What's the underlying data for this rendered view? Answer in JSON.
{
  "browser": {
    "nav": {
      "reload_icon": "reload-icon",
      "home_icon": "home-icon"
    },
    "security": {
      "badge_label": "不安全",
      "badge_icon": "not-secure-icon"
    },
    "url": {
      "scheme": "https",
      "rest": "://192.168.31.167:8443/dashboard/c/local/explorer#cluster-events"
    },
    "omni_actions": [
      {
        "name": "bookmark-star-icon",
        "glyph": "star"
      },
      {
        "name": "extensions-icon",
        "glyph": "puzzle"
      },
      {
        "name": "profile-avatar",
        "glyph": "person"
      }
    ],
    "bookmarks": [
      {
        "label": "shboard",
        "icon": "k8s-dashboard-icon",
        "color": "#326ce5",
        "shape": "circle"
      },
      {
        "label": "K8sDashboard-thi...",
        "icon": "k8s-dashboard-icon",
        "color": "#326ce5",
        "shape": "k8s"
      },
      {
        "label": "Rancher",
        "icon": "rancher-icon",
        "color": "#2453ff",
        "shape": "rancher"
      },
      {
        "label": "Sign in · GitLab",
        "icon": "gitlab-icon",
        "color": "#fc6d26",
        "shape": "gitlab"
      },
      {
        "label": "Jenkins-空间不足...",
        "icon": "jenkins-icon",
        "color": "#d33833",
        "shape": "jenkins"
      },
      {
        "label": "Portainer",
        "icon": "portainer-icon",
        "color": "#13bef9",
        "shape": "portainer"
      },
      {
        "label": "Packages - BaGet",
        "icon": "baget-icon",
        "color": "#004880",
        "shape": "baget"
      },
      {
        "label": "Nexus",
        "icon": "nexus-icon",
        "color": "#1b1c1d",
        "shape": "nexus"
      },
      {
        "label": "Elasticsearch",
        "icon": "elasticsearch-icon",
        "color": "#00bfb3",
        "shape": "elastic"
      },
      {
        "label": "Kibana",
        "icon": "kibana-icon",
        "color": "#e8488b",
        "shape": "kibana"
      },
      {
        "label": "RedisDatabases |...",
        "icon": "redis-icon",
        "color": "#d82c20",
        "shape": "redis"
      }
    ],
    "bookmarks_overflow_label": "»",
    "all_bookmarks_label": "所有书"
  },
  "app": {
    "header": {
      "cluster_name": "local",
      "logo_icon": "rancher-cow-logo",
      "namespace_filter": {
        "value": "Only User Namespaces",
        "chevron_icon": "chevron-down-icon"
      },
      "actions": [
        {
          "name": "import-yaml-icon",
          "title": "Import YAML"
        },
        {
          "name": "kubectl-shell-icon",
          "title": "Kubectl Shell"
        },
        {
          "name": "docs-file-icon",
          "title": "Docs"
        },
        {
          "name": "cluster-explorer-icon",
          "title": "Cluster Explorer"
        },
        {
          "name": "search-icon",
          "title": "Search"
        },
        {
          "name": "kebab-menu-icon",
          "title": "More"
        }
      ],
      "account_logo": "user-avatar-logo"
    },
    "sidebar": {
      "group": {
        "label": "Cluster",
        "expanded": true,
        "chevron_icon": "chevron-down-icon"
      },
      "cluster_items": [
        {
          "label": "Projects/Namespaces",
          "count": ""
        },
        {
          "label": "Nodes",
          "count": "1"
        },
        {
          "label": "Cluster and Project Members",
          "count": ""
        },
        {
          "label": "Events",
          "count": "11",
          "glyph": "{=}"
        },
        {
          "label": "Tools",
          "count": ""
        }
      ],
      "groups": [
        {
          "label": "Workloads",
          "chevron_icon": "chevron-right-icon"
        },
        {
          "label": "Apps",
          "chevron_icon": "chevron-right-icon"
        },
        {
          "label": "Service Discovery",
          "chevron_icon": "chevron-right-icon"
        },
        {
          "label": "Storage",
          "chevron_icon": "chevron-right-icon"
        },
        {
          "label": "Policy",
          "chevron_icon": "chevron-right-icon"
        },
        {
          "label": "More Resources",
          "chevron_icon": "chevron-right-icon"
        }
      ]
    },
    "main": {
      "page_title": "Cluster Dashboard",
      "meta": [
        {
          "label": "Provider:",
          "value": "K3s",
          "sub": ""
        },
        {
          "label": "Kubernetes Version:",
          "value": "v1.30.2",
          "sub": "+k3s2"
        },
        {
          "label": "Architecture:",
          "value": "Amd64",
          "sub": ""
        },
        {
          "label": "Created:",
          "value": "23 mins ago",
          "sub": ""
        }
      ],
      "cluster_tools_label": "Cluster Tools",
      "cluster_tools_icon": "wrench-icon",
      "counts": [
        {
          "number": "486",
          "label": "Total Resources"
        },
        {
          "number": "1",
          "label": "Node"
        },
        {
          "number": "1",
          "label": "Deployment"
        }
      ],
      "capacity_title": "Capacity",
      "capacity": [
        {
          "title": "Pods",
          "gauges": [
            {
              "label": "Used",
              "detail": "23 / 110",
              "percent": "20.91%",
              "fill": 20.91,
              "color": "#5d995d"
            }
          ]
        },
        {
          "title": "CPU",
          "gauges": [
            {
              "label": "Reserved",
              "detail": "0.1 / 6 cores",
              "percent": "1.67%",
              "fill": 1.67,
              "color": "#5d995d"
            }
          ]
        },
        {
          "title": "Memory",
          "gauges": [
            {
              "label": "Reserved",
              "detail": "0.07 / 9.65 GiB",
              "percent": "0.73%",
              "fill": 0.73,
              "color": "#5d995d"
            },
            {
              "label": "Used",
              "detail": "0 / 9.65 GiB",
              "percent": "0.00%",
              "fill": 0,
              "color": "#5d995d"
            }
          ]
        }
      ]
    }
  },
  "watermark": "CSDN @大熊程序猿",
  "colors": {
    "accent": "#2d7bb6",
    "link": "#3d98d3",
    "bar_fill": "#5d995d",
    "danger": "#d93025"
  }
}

** WHAT THIS TASK INVOLVES **
Report every line containing the word "Namespaces" from the listing above.

** TASK RESPONSE **
        "value": "Only User Namespaces",
          "label": "Projects/Namespaces",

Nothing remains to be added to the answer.